Gather each line in the entries that includes the string "last".

(Dataset records)
----------
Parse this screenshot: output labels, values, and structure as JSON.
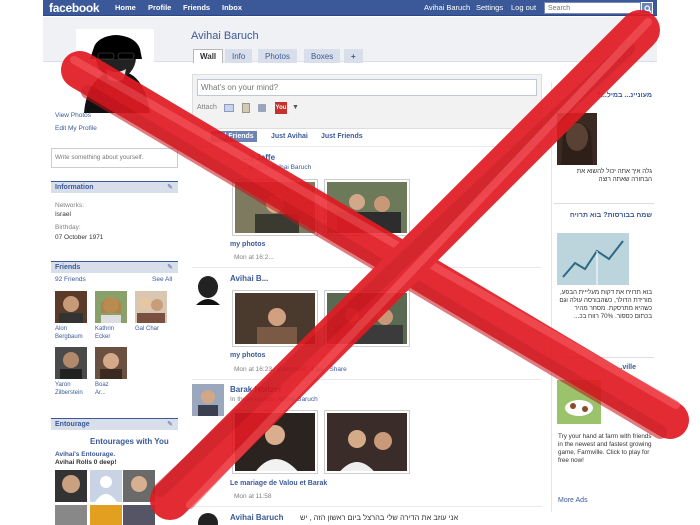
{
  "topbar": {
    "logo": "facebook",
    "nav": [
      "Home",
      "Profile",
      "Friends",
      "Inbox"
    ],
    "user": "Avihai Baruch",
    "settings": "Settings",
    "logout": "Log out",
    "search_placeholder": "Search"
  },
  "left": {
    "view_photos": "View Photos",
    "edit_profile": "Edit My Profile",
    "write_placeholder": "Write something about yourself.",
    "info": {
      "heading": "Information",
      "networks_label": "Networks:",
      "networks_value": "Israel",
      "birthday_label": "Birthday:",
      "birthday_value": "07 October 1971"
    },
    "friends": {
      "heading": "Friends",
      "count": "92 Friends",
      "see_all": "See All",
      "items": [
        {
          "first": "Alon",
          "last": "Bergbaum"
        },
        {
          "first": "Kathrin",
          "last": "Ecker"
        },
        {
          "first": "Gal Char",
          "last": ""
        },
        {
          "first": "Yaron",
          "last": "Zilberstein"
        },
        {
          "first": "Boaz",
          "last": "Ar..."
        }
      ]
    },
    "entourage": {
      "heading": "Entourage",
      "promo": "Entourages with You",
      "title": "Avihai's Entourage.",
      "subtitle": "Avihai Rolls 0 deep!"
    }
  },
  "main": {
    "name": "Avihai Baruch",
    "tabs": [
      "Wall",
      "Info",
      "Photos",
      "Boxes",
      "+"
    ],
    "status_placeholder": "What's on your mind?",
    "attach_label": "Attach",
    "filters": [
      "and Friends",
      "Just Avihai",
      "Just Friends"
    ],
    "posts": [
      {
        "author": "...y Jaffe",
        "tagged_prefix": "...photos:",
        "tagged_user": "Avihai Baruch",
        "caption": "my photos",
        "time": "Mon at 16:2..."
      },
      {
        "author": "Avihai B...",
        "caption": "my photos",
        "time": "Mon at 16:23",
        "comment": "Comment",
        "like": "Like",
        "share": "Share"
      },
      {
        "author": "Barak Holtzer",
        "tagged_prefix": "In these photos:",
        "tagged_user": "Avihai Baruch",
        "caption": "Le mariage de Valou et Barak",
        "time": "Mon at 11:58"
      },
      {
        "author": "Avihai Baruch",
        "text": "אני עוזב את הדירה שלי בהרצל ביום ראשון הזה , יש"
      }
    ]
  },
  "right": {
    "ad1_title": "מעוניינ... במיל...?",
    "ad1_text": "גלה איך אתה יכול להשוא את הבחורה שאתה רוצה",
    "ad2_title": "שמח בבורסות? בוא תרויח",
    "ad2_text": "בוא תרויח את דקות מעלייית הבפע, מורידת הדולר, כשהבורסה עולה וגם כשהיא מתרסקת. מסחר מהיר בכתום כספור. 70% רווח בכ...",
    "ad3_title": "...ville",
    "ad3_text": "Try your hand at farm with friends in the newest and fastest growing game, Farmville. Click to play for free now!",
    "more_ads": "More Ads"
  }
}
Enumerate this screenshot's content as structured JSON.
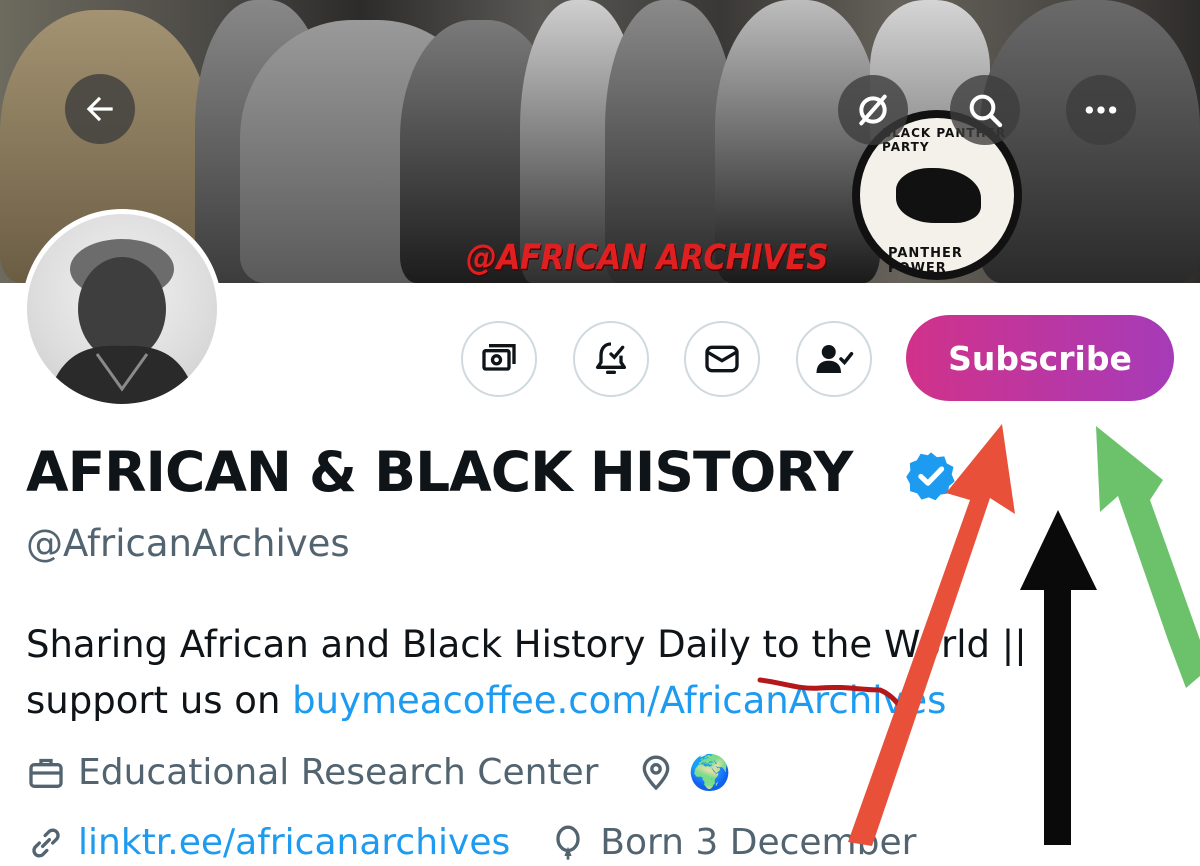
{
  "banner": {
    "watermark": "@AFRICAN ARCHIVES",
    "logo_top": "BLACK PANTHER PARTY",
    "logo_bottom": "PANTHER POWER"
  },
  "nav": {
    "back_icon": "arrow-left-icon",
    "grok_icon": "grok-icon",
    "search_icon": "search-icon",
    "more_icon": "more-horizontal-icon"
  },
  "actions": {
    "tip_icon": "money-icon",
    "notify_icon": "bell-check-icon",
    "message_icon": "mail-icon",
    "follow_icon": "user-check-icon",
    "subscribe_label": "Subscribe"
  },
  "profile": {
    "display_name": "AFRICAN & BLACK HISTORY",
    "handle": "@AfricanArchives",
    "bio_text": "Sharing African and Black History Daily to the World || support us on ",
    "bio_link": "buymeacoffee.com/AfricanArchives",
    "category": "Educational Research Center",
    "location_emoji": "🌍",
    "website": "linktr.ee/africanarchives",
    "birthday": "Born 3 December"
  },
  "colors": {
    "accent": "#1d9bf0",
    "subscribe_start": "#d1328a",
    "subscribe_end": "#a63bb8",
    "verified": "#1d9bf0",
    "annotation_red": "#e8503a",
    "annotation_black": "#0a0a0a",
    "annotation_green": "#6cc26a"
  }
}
----------
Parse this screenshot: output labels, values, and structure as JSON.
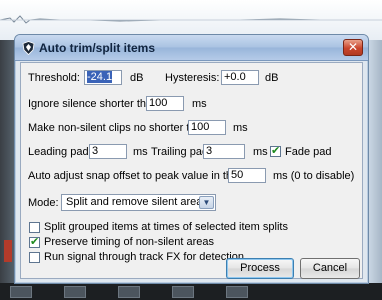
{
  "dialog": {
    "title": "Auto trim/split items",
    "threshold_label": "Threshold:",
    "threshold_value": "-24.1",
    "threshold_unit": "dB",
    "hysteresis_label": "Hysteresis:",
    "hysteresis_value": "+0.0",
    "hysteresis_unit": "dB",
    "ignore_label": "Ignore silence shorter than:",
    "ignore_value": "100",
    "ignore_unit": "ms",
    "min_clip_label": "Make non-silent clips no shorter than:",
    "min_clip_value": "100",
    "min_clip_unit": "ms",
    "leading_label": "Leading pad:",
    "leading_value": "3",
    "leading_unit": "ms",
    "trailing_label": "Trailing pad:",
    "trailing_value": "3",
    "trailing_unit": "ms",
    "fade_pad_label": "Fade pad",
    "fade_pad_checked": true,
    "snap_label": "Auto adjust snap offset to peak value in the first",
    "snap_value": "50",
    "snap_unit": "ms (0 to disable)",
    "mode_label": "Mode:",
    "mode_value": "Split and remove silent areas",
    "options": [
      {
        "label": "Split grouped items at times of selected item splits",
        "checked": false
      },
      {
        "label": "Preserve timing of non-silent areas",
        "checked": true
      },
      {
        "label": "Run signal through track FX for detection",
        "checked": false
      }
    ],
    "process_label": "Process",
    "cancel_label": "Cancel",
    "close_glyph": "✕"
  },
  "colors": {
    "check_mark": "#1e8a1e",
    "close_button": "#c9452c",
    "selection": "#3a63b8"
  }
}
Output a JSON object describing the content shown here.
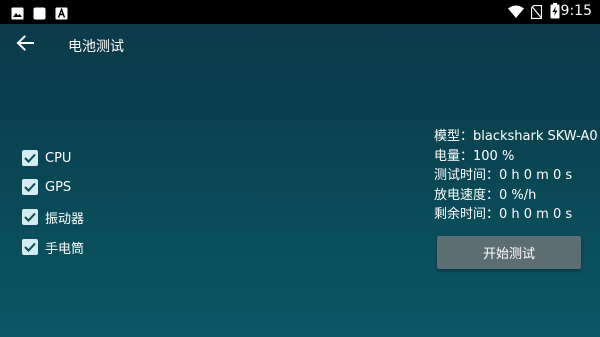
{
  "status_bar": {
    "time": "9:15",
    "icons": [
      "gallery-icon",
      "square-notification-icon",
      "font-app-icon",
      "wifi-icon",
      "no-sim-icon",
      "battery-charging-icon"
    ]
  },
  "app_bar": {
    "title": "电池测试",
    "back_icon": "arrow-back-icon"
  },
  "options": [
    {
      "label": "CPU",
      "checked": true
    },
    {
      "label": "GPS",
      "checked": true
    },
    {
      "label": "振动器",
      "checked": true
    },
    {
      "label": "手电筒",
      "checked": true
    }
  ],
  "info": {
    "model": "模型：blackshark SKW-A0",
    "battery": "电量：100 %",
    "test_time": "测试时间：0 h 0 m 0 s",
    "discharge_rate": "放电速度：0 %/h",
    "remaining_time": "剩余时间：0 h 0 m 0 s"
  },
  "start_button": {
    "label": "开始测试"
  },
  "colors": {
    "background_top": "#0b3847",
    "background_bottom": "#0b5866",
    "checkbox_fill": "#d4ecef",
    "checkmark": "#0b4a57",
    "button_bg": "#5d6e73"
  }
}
----------
◆ Written solution
          "last": "Bergbaum"
          "last": "Ecker"
          "last": ""
          "last": "Zilberstein"
          "last": "Ar..."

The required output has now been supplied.